● **The task**
Give the number of lines that hold the string "Ranking". Nothing else is needed.

● **Data for this task**

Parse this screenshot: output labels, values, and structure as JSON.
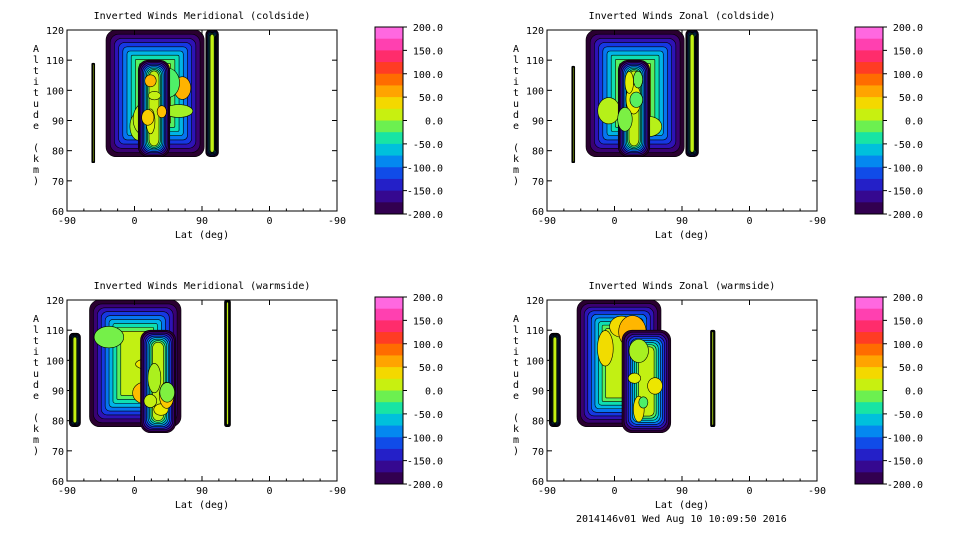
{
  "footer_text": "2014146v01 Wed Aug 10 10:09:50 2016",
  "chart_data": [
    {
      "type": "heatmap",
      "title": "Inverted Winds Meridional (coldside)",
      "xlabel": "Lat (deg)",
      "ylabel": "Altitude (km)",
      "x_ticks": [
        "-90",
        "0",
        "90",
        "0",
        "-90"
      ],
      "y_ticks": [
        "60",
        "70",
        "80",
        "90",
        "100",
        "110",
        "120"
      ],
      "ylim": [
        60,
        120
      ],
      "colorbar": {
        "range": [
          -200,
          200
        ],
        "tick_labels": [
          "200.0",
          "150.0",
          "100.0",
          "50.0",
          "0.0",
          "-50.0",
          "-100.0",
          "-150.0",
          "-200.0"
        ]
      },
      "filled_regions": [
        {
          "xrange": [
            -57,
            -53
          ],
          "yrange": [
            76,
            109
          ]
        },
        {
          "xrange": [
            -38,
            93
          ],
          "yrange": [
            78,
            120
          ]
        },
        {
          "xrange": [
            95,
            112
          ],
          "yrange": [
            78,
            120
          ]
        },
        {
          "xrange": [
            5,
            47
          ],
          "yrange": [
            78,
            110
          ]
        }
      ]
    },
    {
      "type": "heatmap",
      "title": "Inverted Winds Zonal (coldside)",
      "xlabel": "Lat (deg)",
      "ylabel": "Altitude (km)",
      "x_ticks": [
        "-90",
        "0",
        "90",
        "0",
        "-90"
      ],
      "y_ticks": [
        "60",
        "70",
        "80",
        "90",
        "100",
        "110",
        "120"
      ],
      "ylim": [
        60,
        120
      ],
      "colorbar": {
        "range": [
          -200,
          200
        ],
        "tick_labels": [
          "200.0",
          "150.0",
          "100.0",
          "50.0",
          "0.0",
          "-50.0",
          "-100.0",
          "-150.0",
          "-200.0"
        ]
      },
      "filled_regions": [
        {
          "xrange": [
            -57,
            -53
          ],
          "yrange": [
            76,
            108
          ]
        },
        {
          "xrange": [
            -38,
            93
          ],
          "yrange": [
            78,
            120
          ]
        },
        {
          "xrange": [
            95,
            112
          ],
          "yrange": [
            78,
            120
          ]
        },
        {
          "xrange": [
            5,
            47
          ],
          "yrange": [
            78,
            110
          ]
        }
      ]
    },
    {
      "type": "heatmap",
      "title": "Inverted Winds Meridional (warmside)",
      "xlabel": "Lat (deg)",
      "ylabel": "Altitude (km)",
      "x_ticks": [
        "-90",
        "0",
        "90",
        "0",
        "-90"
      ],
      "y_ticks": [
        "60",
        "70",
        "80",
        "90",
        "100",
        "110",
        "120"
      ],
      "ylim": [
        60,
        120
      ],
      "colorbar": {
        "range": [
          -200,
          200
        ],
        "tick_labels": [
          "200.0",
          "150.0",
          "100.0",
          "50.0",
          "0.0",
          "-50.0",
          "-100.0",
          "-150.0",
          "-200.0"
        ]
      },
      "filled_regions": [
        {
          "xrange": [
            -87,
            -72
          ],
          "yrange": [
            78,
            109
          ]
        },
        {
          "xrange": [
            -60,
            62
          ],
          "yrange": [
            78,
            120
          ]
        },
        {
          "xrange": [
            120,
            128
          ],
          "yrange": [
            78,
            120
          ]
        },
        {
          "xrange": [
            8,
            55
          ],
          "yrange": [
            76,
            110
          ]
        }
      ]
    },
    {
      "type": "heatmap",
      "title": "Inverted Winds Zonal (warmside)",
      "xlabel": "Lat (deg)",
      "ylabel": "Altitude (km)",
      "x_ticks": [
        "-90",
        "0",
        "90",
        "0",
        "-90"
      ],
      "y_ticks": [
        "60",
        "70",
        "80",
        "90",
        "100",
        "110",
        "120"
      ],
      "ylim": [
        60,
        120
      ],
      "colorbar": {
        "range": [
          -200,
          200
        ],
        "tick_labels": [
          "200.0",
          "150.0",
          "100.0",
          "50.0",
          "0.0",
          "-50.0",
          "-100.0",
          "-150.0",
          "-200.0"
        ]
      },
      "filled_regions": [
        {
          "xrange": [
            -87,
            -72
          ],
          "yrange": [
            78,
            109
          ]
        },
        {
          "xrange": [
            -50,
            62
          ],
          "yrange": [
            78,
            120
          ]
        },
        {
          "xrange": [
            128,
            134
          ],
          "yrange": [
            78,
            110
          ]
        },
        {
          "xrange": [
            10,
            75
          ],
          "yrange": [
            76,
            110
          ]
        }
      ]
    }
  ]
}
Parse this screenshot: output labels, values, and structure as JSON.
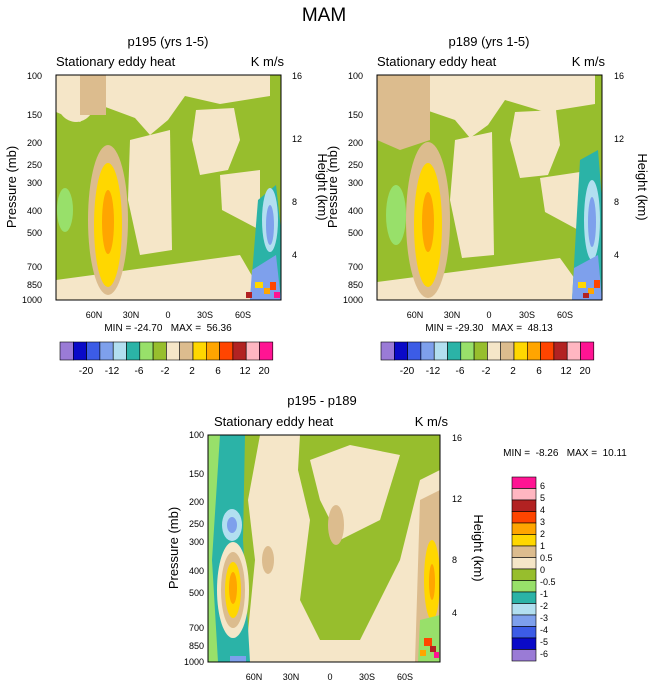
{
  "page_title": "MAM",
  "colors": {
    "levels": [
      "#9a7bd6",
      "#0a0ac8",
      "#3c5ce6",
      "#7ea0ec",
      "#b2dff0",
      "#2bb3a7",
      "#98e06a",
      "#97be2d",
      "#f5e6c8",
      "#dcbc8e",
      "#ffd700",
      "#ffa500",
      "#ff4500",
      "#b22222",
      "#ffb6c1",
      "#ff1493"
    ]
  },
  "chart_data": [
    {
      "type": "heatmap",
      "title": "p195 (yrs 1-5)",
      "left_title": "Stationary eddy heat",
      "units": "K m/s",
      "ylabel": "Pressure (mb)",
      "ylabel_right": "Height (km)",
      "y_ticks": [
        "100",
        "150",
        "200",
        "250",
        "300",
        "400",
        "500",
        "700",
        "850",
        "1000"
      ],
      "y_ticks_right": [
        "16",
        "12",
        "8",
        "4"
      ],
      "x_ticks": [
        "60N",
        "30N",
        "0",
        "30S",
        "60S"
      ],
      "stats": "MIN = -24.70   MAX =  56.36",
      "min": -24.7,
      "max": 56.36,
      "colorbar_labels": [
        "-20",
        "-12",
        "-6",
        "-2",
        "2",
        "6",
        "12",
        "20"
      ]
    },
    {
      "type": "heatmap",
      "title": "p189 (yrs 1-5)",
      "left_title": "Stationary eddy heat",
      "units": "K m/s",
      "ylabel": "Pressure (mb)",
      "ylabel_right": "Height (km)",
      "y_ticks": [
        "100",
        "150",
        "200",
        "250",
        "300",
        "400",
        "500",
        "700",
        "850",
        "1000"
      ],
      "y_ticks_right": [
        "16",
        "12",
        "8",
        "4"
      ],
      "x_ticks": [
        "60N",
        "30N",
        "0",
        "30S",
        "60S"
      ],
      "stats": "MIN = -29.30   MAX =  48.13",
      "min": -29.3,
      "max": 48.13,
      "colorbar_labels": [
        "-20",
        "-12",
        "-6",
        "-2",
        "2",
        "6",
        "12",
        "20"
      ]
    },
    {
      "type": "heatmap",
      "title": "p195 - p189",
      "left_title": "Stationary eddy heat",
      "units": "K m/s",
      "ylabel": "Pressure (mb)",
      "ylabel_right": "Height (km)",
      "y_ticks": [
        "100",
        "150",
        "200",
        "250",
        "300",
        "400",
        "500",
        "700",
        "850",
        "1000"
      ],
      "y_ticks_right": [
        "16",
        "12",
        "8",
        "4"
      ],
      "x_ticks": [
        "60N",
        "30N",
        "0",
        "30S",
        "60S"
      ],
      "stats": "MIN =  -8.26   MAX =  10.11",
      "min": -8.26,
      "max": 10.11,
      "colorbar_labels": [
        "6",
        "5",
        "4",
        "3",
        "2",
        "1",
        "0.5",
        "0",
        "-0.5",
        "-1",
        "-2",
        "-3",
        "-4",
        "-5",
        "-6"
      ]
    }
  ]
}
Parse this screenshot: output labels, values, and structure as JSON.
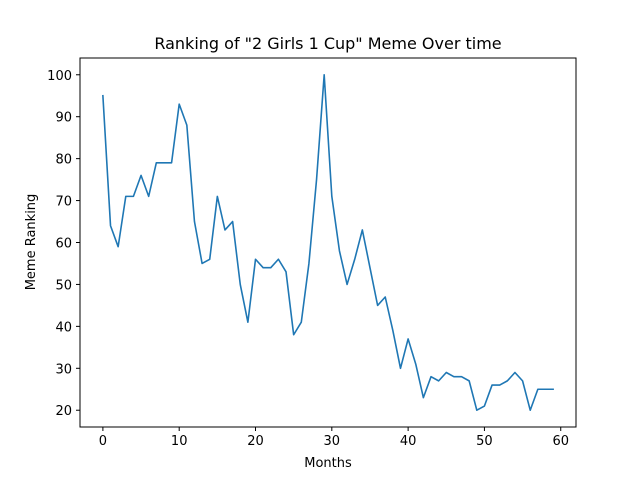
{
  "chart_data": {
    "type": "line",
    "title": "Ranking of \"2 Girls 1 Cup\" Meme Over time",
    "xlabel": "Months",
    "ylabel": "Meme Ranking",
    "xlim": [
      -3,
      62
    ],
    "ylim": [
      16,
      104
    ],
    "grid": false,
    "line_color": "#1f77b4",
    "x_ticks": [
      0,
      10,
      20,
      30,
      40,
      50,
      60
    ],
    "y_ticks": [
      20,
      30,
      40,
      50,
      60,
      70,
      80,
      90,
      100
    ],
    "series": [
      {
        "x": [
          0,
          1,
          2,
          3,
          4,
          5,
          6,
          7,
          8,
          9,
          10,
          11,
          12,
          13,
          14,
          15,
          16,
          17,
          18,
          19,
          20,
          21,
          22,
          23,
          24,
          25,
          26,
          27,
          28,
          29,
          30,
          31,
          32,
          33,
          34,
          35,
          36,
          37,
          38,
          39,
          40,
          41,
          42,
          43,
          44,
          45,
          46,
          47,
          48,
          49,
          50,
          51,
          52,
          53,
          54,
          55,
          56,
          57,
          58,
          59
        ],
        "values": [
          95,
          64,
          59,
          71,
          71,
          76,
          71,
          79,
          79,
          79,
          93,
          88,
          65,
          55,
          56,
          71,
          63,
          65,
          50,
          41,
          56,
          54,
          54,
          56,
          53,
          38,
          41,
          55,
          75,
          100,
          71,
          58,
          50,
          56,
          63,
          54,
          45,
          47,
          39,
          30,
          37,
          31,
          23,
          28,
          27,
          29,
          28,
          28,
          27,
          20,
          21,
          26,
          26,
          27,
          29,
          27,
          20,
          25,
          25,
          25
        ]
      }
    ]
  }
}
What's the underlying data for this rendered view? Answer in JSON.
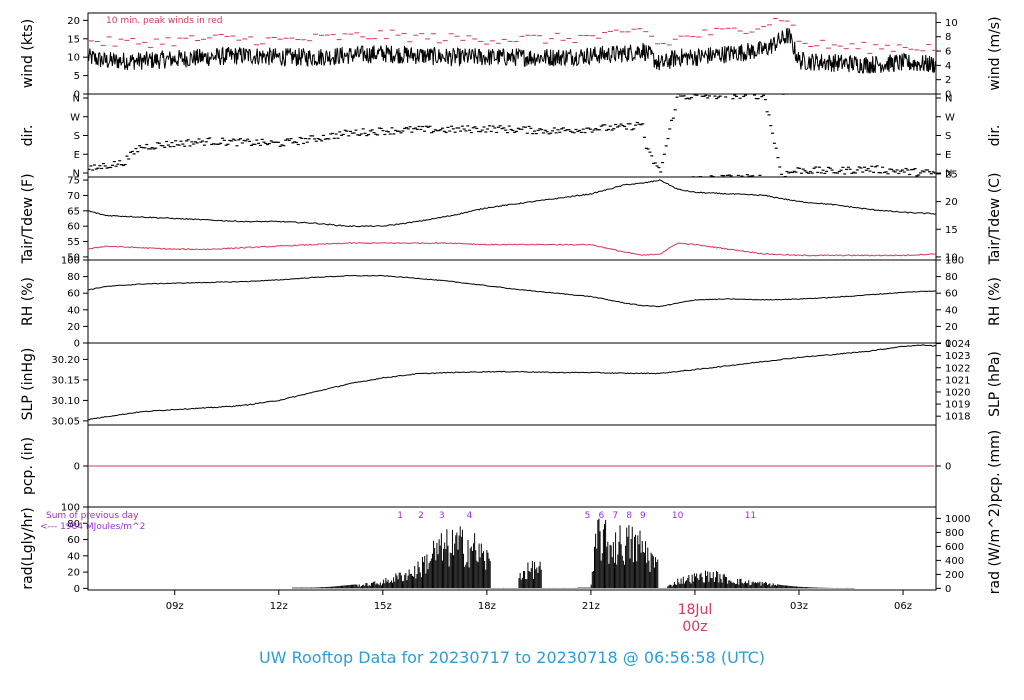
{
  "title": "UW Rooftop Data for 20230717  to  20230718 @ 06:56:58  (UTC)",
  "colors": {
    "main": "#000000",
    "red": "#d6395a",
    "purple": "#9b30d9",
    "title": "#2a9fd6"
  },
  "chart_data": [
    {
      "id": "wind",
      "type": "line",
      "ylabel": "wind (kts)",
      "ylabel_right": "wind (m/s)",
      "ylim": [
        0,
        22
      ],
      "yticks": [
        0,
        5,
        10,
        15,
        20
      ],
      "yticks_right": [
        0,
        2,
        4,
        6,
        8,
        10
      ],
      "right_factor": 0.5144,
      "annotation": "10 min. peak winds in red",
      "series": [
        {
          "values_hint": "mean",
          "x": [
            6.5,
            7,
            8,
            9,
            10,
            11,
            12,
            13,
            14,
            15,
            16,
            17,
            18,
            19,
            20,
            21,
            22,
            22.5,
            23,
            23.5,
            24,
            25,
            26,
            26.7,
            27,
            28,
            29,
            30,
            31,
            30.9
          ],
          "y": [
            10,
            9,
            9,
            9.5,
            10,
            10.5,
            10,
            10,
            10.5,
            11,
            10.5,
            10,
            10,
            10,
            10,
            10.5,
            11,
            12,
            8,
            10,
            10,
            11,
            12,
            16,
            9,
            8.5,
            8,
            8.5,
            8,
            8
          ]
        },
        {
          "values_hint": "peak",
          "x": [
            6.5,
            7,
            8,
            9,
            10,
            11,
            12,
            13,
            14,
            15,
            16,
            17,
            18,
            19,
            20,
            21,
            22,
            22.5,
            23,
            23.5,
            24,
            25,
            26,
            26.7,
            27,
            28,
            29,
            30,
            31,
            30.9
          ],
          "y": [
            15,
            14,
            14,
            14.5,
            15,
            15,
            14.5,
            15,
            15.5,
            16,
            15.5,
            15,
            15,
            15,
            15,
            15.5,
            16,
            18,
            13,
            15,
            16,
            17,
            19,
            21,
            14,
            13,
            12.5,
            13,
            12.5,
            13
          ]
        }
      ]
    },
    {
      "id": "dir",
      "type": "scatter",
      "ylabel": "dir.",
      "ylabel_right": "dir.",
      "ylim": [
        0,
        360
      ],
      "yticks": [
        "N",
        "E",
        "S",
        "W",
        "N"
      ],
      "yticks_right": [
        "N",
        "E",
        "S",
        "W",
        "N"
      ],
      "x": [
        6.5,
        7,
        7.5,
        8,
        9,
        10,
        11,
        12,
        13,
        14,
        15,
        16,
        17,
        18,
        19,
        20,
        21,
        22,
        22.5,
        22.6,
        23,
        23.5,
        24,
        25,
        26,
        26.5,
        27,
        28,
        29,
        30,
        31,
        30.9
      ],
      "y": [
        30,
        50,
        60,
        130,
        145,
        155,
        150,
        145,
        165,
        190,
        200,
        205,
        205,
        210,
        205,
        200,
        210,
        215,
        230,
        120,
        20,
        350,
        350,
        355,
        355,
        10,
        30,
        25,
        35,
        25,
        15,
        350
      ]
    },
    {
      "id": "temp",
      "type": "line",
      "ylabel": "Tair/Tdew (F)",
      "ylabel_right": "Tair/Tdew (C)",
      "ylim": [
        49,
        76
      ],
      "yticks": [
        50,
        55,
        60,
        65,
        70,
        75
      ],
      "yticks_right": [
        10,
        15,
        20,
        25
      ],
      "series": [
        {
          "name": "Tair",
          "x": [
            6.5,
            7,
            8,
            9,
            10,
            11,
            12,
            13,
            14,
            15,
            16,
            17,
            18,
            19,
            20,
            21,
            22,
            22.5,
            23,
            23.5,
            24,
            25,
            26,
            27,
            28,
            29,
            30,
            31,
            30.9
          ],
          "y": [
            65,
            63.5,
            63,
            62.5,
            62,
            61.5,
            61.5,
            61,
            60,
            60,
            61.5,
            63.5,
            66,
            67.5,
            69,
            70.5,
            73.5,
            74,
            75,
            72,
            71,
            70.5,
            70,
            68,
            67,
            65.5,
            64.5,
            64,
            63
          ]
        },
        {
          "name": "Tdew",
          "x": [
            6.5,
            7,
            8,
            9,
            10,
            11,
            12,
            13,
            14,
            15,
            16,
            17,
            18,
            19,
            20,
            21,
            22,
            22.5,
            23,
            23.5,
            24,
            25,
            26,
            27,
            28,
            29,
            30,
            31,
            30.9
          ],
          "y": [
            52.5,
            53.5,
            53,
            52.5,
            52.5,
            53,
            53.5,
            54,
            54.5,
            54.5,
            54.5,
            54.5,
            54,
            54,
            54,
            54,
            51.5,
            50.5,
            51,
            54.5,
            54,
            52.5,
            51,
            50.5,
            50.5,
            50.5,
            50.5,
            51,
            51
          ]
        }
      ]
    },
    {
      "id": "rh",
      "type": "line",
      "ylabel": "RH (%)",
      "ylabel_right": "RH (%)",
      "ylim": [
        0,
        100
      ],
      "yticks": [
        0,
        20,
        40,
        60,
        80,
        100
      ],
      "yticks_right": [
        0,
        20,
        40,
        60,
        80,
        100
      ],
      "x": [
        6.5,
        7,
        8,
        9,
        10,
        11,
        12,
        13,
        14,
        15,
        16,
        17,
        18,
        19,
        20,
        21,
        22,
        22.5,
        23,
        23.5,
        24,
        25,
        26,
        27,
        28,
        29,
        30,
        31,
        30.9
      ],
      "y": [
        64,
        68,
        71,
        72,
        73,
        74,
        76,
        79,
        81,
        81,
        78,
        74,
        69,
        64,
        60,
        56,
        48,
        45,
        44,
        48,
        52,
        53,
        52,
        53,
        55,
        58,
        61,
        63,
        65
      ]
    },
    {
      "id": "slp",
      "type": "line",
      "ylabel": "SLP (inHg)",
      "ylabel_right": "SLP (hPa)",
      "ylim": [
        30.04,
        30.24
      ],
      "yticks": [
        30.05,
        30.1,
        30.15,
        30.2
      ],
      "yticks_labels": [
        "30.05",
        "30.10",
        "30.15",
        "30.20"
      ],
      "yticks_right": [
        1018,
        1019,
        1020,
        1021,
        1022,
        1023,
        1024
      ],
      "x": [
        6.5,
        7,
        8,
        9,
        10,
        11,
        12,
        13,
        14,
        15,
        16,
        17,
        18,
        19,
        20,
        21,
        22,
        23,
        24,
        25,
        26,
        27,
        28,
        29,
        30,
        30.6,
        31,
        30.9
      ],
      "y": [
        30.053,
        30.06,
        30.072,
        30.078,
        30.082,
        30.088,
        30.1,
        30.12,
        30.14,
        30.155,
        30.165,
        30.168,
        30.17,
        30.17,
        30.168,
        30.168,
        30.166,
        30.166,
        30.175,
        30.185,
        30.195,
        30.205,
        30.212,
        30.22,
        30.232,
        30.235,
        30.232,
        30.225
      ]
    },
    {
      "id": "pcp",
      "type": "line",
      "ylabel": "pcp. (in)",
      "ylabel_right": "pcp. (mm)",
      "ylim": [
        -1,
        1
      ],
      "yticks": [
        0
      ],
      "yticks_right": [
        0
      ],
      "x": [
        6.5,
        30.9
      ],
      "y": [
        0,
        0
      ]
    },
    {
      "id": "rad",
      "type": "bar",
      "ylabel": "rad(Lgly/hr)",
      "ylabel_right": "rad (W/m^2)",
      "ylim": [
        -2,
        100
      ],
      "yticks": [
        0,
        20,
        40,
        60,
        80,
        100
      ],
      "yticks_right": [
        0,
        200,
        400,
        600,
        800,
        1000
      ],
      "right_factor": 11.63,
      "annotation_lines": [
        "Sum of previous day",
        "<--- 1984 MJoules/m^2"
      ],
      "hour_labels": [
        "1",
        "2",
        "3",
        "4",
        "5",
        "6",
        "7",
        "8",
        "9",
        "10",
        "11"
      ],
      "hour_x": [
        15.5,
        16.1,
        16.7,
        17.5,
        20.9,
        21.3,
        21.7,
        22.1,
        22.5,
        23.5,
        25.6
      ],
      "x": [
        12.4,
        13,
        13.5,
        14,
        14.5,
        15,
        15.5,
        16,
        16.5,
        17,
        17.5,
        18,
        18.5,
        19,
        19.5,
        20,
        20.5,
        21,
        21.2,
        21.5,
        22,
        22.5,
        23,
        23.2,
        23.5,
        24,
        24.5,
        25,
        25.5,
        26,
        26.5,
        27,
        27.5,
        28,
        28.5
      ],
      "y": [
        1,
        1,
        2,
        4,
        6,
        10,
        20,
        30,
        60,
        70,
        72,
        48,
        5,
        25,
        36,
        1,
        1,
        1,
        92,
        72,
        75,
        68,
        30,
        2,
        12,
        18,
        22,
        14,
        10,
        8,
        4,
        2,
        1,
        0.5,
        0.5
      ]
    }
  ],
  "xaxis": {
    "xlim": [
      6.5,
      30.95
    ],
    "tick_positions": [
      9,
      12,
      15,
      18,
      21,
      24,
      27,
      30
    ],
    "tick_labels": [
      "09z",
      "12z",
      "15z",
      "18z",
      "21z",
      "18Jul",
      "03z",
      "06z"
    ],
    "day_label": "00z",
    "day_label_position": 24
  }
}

● **Answer in full**
2